## EXERCISE OBJECTIVE:
Restate the records below word for word, and omit the images they hold.

Stored items from a collection:
○ ○ ○ ○ ○

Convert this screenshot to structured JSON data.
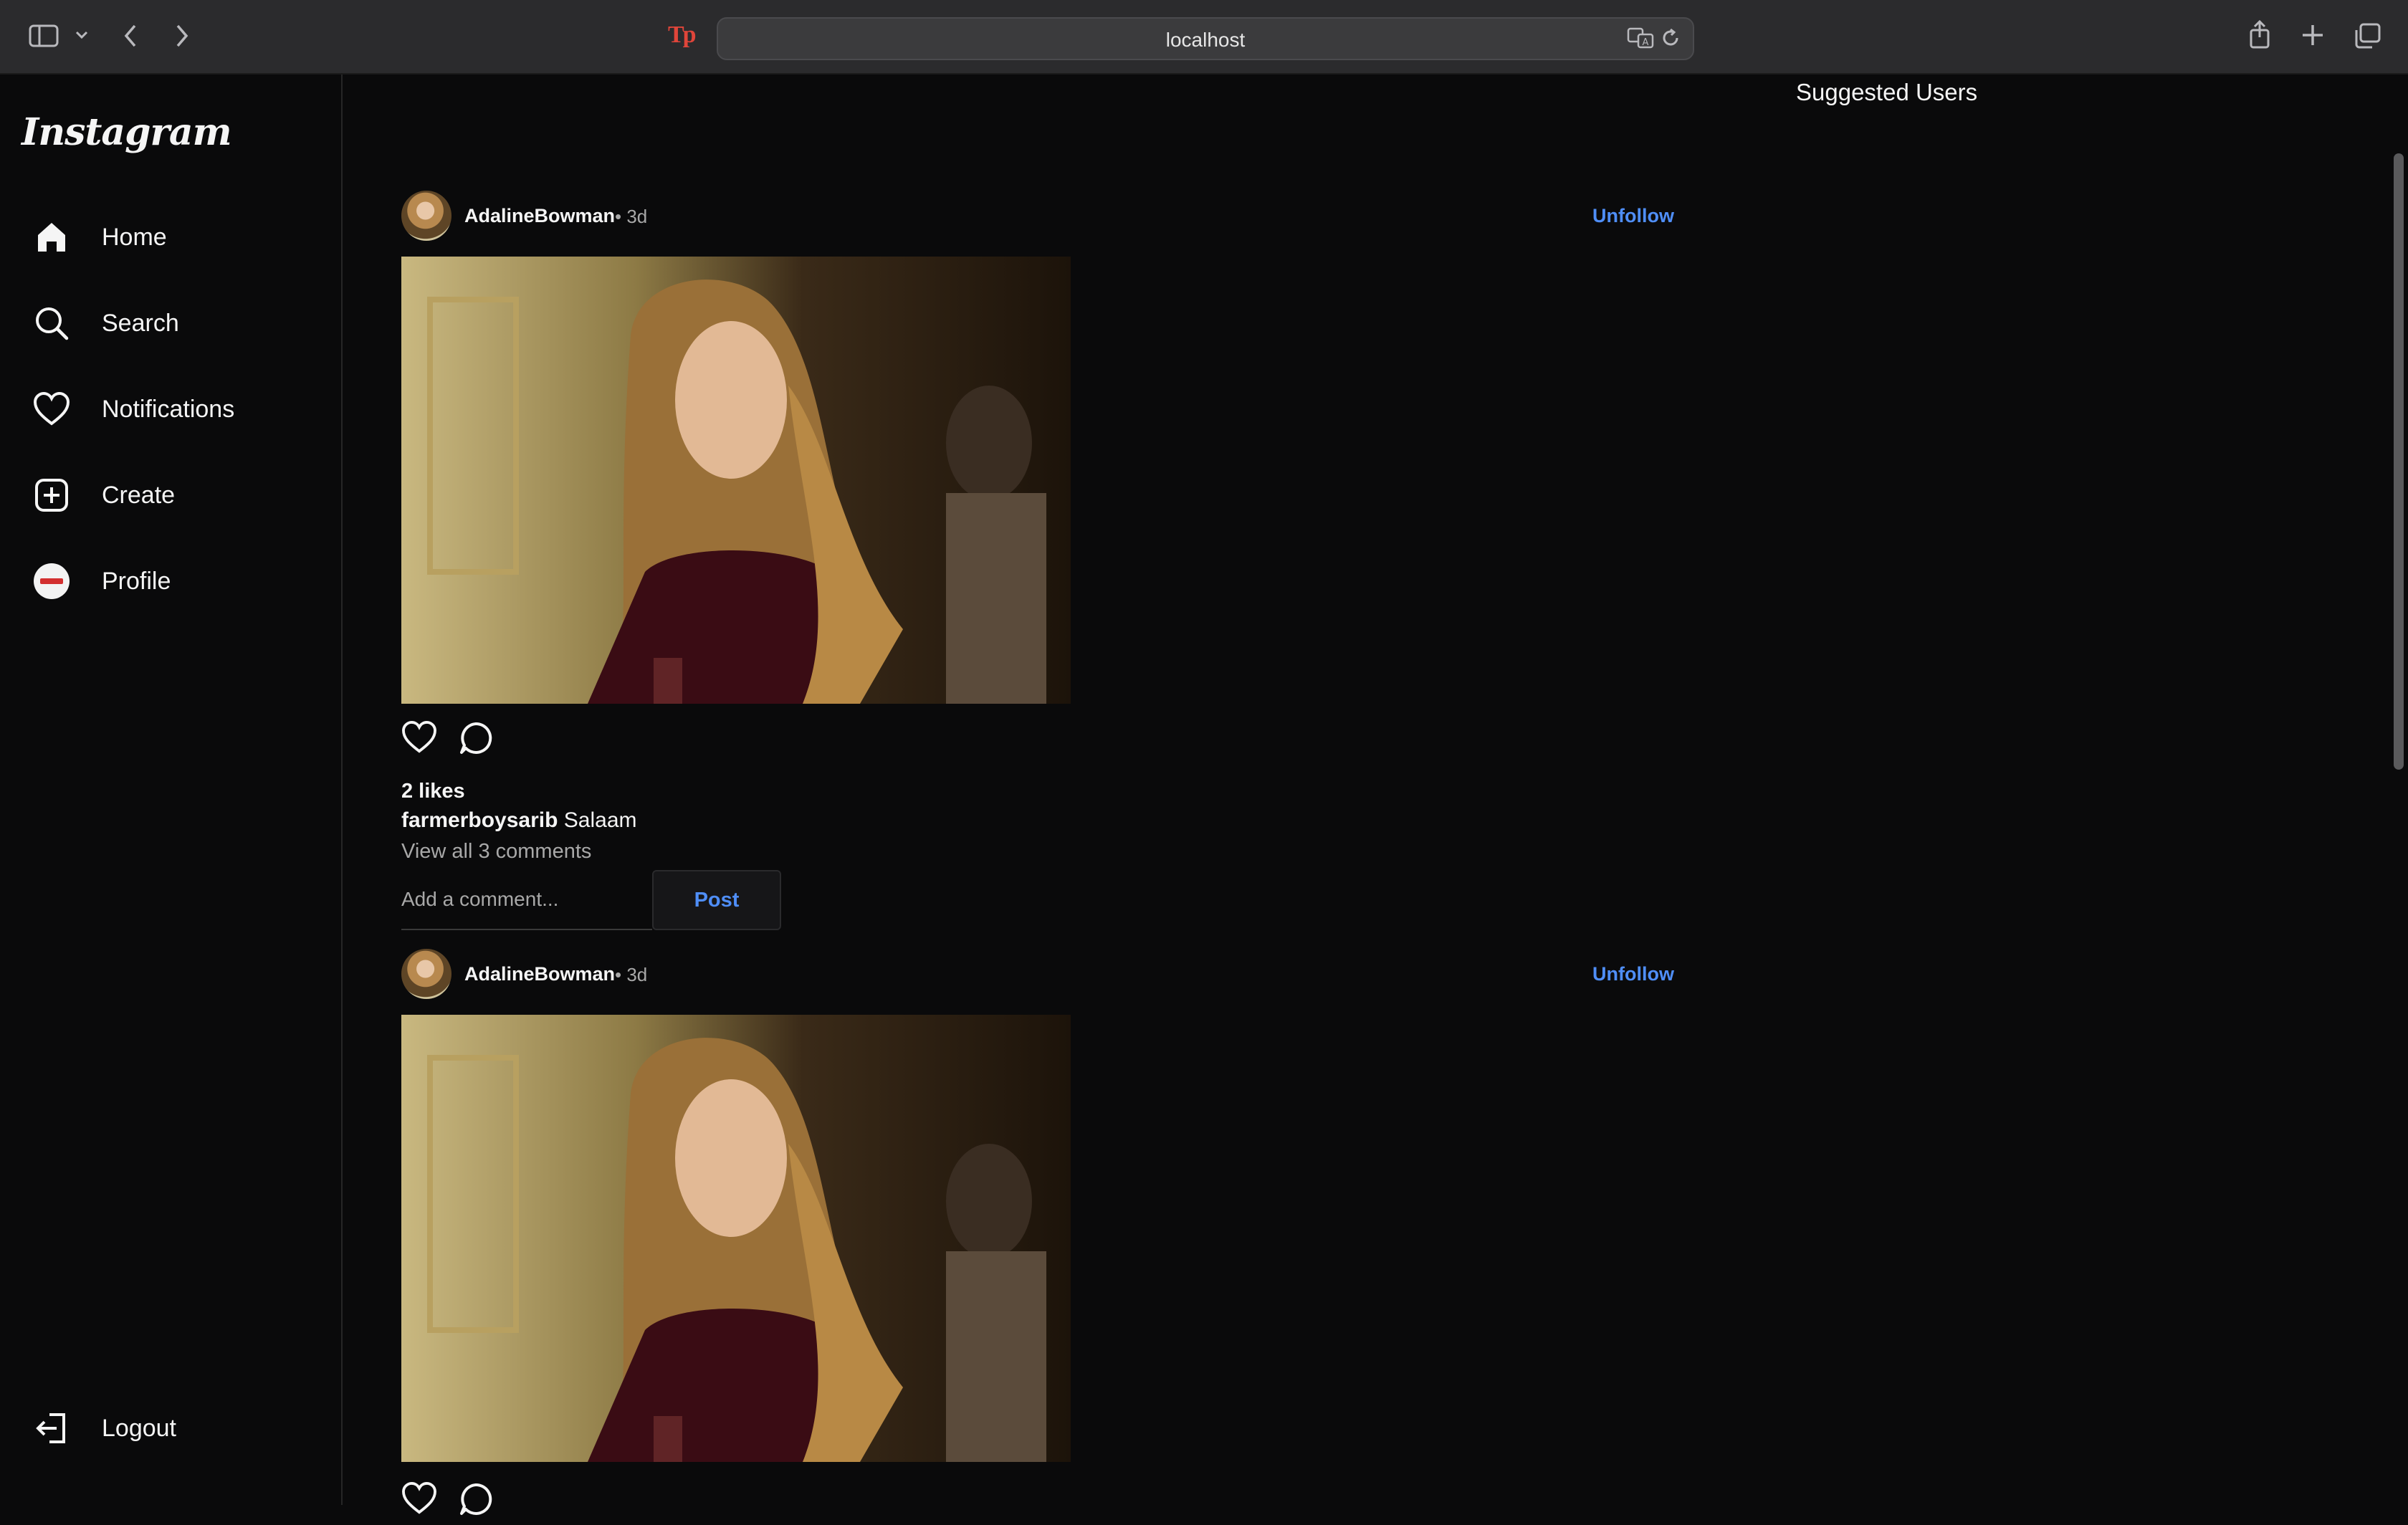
{
  "browser": {
    "url": "localhost",
    "extension_logo_text": "Tp"
  },
  "sidebar": {
    "brand": "Instagram",
    "items": [
      {
        "label": "Home",
        "icon": "home-icon"
      },
      {
        "label": "Search",
        "icon": "search-icon"
      },
      {
        "label": "Notifications",
        "icon": "heart-icon"
      },
      {
        "label": "Create",
        "icon": "plus-square-icon"
      },
      {
        "label": "Profile",
        "icon": "avatar"
      }
    ],
    "logout_label": "Logout"
  },
  "suggested_users_title": "Suggested Users",
  "posts": [
    {
      "username": "AdalineBowman",
      "time": "• 3d",
      "unfollow_label": "Unfollow",
      "likes": "2 likes",
      "caption_user": "farmerboysarib",
      "caption_text": "Salaam",
      "view_comments": "View all 3 comments",
      "comment_placeholder": "Add a comment...",
      "post_button": "Post"
    },
    {
      "username": "AdalineBowman",
      "time": "• 3d",
      "unfollow_label": "Unfollow"
    }
  ],
  "colors": {
    "background": "#0a0a0b",
    "accent": "#4f8ef7",
    "chrome": "#2b2b2d",
    "muted_text": "#a8a8a8"
  }
}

○ ○ ○ ○ ○

## THE REPLY:
Convert this screenshot to structured JSON data.
{
  "browser": {
    "url": "localhost",
    "extension_logo_text": "Tp"
  },
  "sidebar": {
    "brand": "Instagram",
    "items": [
      {
        "label": "Home",
        "icon": "home-icon"
      },
      {
        "label": "Search",
        "icon": "search-icon"
      },
      {
        "label": "Notifications",
        "icon": "heart-icon"
      },
      {
        "label": "Create",
        "icon": "plus-square-icon"
      },
      {
        "label": "Profile",
        "icon": "avatar"
      }
    ],
    "logout_label": "Logout"
  },
  "suggested_users_title": "Suggested Users",
  "posts": [
    {
      "username": "AdalineBowman",
      "time": "• 3d",
      "unfollow_label": "Unfollow",
      "likes": "2 likes",
      "caption_user": "farmerboysarib",
      "caption_text": "Salaam",
      "view_comments": "View all 3 comments",
      "comment_placeholder": "Add a comment...",
      "post_button": "Post"
    },
    {
      "username": "AdalineBowman",
      "time": "• 3d",
      "unfollow_label": "Unfollow"
    }
  ],
  "colors": {
    "background": "#0a0a0b",
    "accent": "#4f8ef7",
    "chrome": "#2b2b2d",
    "muted_text": "#a8a8a8"
  }
}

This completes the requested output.